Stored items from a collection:

— start —

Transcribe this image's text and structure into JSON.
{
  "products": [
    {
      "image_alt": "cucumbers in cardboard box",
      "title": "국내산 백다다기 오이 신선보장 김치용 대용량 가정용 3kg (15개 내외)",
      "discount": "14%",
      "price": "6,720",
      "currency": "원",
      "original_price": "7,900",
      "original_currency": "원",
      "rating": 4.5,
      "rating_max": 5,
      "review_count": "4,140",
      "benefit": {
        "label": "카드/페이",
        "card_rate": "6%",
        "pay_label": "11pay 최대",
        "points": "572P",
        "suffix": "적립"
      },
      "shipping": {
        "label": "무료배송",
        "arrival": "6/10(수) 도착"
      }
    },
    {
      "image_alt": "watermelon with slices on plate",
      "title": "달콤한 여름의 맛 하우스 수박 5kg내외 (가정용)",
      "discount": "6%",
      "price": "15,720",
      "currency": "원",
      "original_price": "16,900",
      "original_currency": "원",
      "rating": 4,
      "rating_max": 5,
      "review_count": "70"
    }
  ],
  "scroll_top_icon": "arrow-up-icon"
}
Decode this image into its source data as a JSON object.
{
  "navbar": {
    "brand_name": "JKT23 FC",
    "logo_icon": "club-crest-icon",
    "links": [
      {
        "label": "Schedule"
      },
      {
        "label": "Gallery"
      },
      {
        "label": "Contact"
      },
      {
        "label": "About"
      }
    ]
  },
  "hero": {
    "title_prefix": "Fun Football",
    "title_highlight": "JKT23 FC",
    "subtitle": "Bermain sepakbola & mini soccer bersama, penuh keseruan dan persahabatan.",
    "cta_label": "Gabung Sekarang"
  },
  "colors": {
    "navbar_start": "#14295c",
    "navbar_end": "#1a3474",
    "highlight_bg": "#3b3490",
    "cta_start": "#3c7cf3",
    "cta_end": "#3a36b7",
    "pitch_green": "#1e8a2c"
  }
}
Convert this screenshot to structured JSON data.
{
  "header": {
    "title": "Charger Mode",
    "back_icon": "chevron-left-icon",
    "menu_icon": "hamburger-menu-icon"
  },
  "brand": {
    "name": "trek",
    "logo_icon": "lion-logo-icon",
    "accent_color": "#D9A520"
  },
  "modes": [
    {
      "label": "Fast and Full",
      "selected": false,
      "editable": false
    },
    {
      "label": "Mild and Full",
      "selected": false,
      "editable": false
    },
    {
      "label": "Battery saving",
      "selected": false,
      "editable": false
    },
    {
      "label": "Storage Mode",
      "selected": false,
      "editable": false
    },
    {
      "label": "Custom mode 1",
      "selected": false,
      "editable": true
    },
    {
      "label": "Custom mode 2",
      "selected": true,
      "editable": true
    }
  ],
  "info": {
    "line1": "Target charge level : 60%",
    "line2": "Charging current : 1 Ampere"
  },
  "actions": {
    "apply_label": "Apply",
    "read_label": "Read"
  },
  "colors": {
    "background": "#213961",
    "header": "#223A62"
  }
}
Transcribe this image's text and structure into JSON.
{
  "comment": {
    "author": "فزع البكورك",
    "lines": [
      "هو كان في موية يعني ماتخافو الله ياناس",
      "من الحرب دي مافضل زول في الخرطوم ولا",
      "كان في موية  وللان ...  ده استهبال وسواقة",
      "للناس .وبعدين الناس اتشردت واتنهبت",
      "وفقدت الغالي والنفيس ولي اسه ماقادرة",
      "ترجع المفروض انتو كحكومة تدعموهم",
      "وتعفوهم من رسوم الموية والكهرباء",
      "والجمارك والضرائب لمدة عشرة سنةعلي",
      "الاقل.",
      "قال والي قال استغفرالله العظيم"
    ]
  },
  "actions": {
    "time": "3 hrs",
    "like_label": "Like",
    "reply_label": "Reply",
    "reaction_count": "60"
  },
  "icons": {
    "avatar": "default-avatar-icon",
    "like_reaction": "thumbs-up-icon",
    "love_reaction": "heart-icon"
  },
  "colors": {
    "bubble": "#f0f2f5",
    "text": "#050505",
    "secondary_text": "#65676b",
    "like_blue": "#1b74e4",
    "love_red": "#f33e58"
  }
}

— end —

◆ WHAT YOU NEED TO DO ◆
Every line of the data above should be copied exactly.

◆ WORKED SOLUTION ◆
Transcribe this image's text and structure into JSON.
{
  "products": [
    {
      "image_alt": "cucumbers in cardboard box",
      "title": "국내산 백다다기 오이 신선보장 김치용 대용량 가정용 3kg (15개 내외)",
      "discount": "14%",
      "price": "6,720",
      "currency": "원",
      "original_price": "7,900",
      "original_currency": "원",
      "rating": 4.5,
      "rating_max": 5,
      "review_count": "4,140",
      "benefit": {
        "label": "카드/페이",
        "card_rate": "6%",
        "pay_label": "11pay 최대",
        "points": "572P",
        "suffix": "적립"
      },
      "shipping": {
        "label": "무료배송",
        "arrival": "6/10(수) 도착"
      }
    },
    {
      "image_alt": "watermelon with slices on plate",
      "title": "달콤한 여름의 맛 하우스 수박 5kg내외 (가정용)",
      "discount": "6%",
      "price": "15,720",
      "currency": "원",
      "original_price": "16,900",
      "original_currency": "원",
      "rating": 4,
      "rating_max": 5,
      "review_count": "70"
    }
  ],
  "scroll_top_icon": "arrow-up-icon"
}
Decode this image into its source data as a JSON object.
{
  "navbar": {
    "brand_name": "JKT23 FC",
    "logo_icon": "club-crest-icon",
    "links": [
      {
        "label": "Schedule"
      },
      {
        "label": "Gallery"
      },
      {
        "label": "Contact"
      },
      {
        "label": "About"
      }
    ]
  },
  "hero": {
    "title_prefix": "Fun Football",
    "title_highlight": "JKT23 FC",
    "subtitle": "Bermain sepakbola & mini soccer bersama, penuh keseruan dan persahabatan.",
    "cta_label": "Gabung Sekarang"
  },
  "colors": {
    "navbar_start": "#14295c",
    "navbar_end": "#1a3474",
    "highlight_bg": "#3b3490",
    "cta_start": "#3c7cf3",
    "cta_end": "#3a36b7",
    "pitch_green": "#1e8a2c"
  }
}
Convert this screenshot to structured JSON data.
{
  "header": {
    "title": "Charger Mode",
    "back_icon": "chevron-left-icon",
    "menu_icon": "hamburger-menu-icon"
  },
  "brand": {
    "name": "trek",
    "logo_icon": "lion-logo-icon",
    "accent_color": "#D9A520"
  },
  "modes": [
    {
      "label": "Fast and Full",
      "selected": false,
      "editable": false
    },
    {
      "label": "Mild and Full",
      "selected": false,
      "editable": false
    },
    {
      "label": "Battery saving",
      "selected": false,
      "editable": false
    },
    {
      "label": "Storage Mode",
      "selected": false,
      "editable": false
    },
    {
      "label": "Custom mode 1",
      "selected": false,
      "editable": true
    },
    {
      "label": "Custom mode 2",
      "selected": true,
      "editable": true
    }
  ],
  "info": {
    "line1": "Target charge level : 60%",
    "line2": "Charging current : 1 Ampere"
  },
  "actions": {
    "apply_label": "Apply",
    "read_label": "Read"
  },
  "colors": {
    "background": "#213961",
    "header": "#223A62"
  }
}
Transcribe this image's text and structure into JSON.
{
  "comment": {
    "author": "فزع البكورك",
    "lines": [
      "هو كان في موية يعني ماتخافو الله ياناس",
      "من الحرب دي مافضل زول في الخرطوم ولا",
      "كان في موية  وللان ...  ده استهبال وسواقة",
      "للناس .وبعدين الناس اتشردت واتنهبت",
      "وفقدت الغالي والنفيس ولي اسه ماقادرة",
      "ترجع المفروض انتو كحكومة تدعموهم",
      "وتعفوهم من رسوم الموية والكهرباء",
      "والجمارك والضرائب لمدة عشرة سنةعلي",
      "الاقل.",
      "قال والي قال استغفرالله العظيم"
    ]
  },
  "actions": {
    "time": "3 hrs",
    "like_label": "Like",
    "reply_label": "Reply",
    "reaction_count": "60"
  },
  "icons": {
    "avatar": "default-avatar-icon",
    "like_reaction": "thumbs-up-icon",
    "love_reaction": "heart-icon"
  },
  "colors": {
    "bubble": "#f0f2f5",
    "text": "#050505",
    "secondary_text": "#65676b",
    "like_blue": "#1b74e4",
    "love_red": "#f33e58"
  }
}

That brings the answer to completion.